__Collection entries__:
/---

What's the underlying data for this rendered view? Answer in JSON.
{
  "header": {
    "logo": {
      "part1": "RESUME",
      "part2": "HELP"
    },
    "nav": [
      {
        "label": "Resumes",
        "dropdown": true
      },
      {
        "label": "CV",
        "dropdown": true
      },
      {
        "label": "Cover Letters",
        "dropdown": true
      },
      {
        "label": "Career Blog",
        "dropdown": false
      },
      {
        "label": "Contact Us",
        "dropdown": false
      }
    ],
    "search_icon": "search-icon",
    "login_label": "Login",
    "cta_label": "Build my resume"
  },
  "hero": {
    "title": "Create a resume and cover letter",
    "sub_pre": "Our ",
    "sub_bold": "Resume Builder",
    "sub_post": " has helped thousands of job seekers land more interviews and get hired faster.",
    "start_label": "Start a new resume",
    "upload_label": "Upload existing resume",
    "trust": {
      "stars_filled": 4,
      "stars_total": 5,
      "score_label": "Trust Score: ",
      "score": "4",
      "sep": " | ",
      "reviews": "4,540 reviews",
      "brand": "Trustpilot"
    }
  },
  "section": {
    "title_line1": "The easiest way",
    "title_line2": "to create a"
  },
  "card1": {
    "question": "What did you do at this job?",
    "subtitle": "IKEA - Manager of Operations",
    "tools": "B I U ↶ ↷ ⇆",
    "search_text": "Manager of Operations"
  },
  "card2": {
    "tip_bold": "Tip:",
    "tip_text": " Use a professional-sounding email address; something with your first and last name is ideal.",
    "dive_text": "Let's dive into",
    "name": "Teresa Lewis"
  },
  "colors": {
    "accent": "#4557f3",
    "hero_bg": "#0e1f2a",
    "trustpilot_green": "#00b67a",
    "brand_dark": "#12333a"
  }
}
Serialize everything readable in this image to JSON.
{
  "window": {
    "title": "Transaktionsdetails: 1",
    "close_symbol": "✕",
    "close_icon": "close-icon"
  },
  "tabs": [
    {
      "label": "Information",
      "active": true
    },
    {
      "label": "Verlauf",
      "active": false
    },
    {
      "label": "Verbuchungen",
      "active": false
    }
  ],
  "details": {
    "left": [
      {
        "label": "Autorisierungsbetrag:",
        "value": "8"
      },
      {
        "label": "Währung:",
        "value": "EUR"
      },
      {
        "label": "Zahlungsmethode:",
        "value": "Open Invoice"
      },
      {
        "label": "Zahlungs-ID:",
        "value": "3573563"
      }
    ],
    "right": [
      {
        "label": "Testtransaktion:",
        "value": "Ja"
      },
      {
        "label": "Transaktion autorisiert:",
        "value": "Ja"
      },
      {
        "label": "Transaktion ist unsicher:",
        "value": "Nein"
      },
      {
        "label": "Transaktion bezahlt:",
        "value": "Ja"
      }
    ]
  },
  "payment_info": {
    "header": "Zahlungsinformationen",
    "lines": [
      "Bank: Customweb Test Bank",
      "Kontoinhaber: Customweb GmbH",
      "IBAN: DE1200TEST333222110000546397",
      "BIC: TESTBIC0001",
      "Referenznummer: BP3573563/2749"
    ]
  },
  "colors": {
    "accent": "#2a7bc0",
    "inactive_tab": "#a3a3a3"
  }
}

\---

__Objective__: All of the lines above need to be given again exactly.

__Final result__:
What's the underlying data for this rendered view? Answer in JSON.
{
  "header": {
    "logo": {
      "part1": "RESUME",
      "part2": "HELP"
    },
    "nav": [
      {
        "label": "Resumes",
        "dropdown": true
      },
      {
        "label": "CV",
        "dropdown": true
      },
      {
        "label": "Cover Letters",
        "dropdown": true
      },
      {
        "label": "Career Blog",
        "dropdown": false
      },
      {
        "label": "Contact Us",
        "dropdown": false
      }
    ],
    "search_icon": "search-icon",
    "login_label": "Login",
    "cta_label": "Build my resume"
  },
  "hero": {
    "title": "Create a resume and cover letter",
    "sub_pre": "Our ",
    "sub_bold": "Resume Builder",
    "sub_post": " has helped thousands of job seekers land more interviews and get hired faster.",
    "start_label": "Start a new resume",
    "upload_label": "Upload existing resume",
    "trust": {
      "stars_filled": 4,
      "stars_total": 5,
      "score_label": "Trust Score: ",
      "score": "4",
      "sep": " | ",
      "reviews": "4,540 reviews",
      "brand": "Trustpilot"
    }
  },
  "section": {
    "title_line1": "The easiest way",
    "title_line2": "to create a"
  },
  "card1": {
    "question": "What did you do at this job?",
    "subtitle": "IKEA - Manager of Operations",
    "tools": "B I U ↶ ↷ ⇆",
    "search_text": "Manager of Operations"
  },
  "card2": {
    "tip_bold": "Tip:",
    "tip_text": " Use a professional-sounding email address; something with your first and last name is ideal.",
    "dive_text": "Let's dive into",
    "name": "Teresa Lewis"
  },
  "colors": {
    "accent": "#4557f3",
    "hero_bg": "#0e1f2a",
    "trustpilot_green": "#00b67a",
    "brand_dark": "#12333a"
  }
}
Serialize everything readable in this image to JSON.
{
  "window": {
    "title": "Transaktionsdetails: 1",
    "close_symbol": "✕",
    "close_icon": "close-icon"
  },
  "tabs": [
    {
      "label": "Information",
      "active": true
    },
    {
      "label": "Verlauf",
      "active": false
    },
    {
      "label": "Verbuchungen",
      "active": false
    }
  ],
  "details": {
    "left": [
      {
        "label": "Autorisierungsbetrag:",
        "value": "8"
      },
      {
        "label": "Währung:",
        "value": "EUR"
      },
      {
        "label": "Zahlungsmethode:",
        "value": "Open Invoice"
      },
      {
        "label": "Zahlungs-ID:",
        "value": "3573563"
      }
    ],
    "right": [
      {
        "label": "Testtransaktion:",
        "value": "Ja"
      },
      {
        "label": "Transaktion autorisiert:",
        "value": "Ja"
      },
      {
        "label": "Transaktion ist unsicher:",
        "value": "Nein"
      },
      {
        "label": "Transaktion bezahlt:",
        "value": "Ja"
      }
    ]
  },
  "payment_info": {
    "header": "Zahlungsinformationen",
    "lines": [
      "Bank: Customweb Test Bank",
      "Kontoinhaber: Customweb GmbH",
      "IBAN: DE1200TEST333222110000546397",
      "BIC: TESTBIC0001",
      "Referenznummer: BP3573563/2749"
    ]
  },
  "colors": {
    "accent": "#2a7bc0",
    "inactive_tab": "#a3a3a3"
  }
}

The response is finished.